▸ **Task description**
Reproduce the whole text on the User Experience Language verbatim.

A User Experience Language (UEL)
(NOTE: This was written after a series of workshops for an interdisciplinary product and IT team working on a consumer marketplace portal and enterprise applications for customers. This section describes the founding mission of a project to create a global user experience language to guide product design and development.)
A User Experience Language is a common language for teams who want to create a superior user experiences for their customers. The our organization’s User Experience Language (UEL) identifies agreed on and proven solutions for solving common design, software, content, and editorial problems. These solutions take the following forms, moving from abstract to very concrete:
Principles
- user experience design principles
- visual design principles
- interaction design principles
Practices
- style guidelines
- Web standards
- editorial style guidelines
- brand usage guidelines
- page speed and application response guidelines
- accessibility guidelines
Patterns
- design patterns
- design stencils
- style tiles
- templates
By codifying a User Experience Language for our teams, we alleviate uncertainty and make our products easier to design, develop, and deliver. We free up our team to move past the easy stuff so they can focus their talent on more challenging problems. This guide to our team’s User Experience Language will help designers, product managers, developers, analysts, and engineers maintain consistency on all our products. A consistent user experience is the foundation for all excellent user experiences, so the ultimate goal is to improve the bottom line with happier customers and consumers.

▸ **Stored data**

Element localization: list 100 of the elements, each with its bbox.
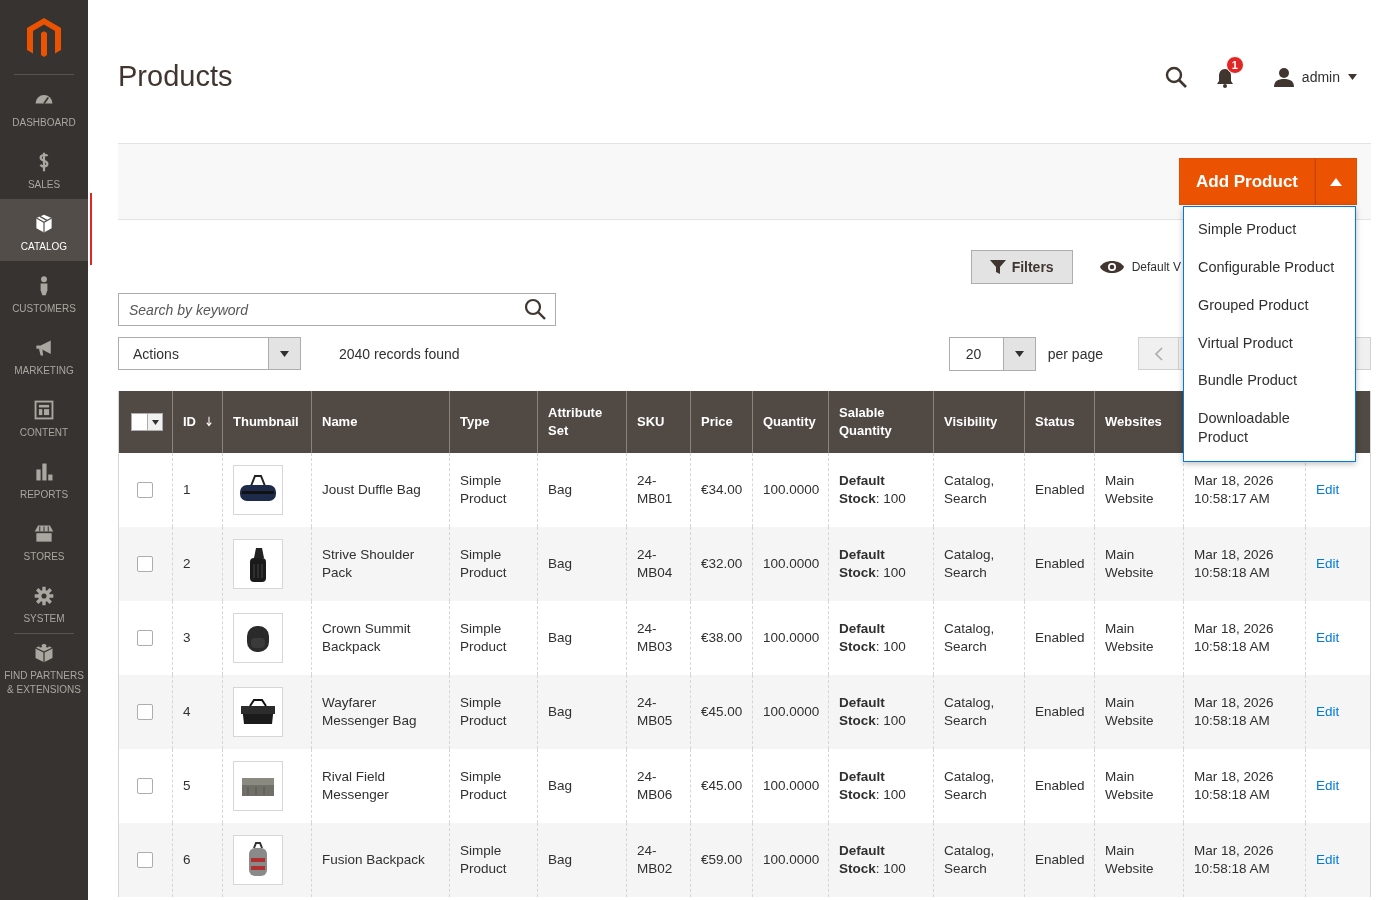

▸ **Response**
A User Experience Language (UEL)
(NOTE: This was written after a series of workshops for an interdisciplinary product and IT team working on a consumer marketplace portal and enterprise applications for customers. This section describes the founding mission of a project to create a global user experience language to guide product design and development.)
A User Experience Language is a common language for teams who want to create a superior user experiences for their customers. The our organization’s User Experience Language (UEL) identifies agreed on and proven solutions for solving common design, software, content, and editorial problems. These solutions take the following forms, moving from abstract to very concrete:
Principles
- user experience design principles
- visual design principles
- interaction design principles
Practices
- style guidelines
- Web standards
- editorial style guidelines
- brand usage guidelines
- page speed and application response guidelines
- accessibility guidelines
Patterns
- design patterns
- design stencils
- style tiles
- templates
By codifying a User Experience Language for our teams, we alleviate uncertainty and make our products easier to design, develop, and deliver. We free up our team to move past the easy stuff so they can focus their talent on more challenging problems. This guide to our team’s User Experience Language will help designers, product managers, developers, analysts, and engineers maintain consistency on all our products. A consistent user experience is the foundation for all excellent user experiences, so the ultimate goal is to improve the bottom line with happier customers and consumers.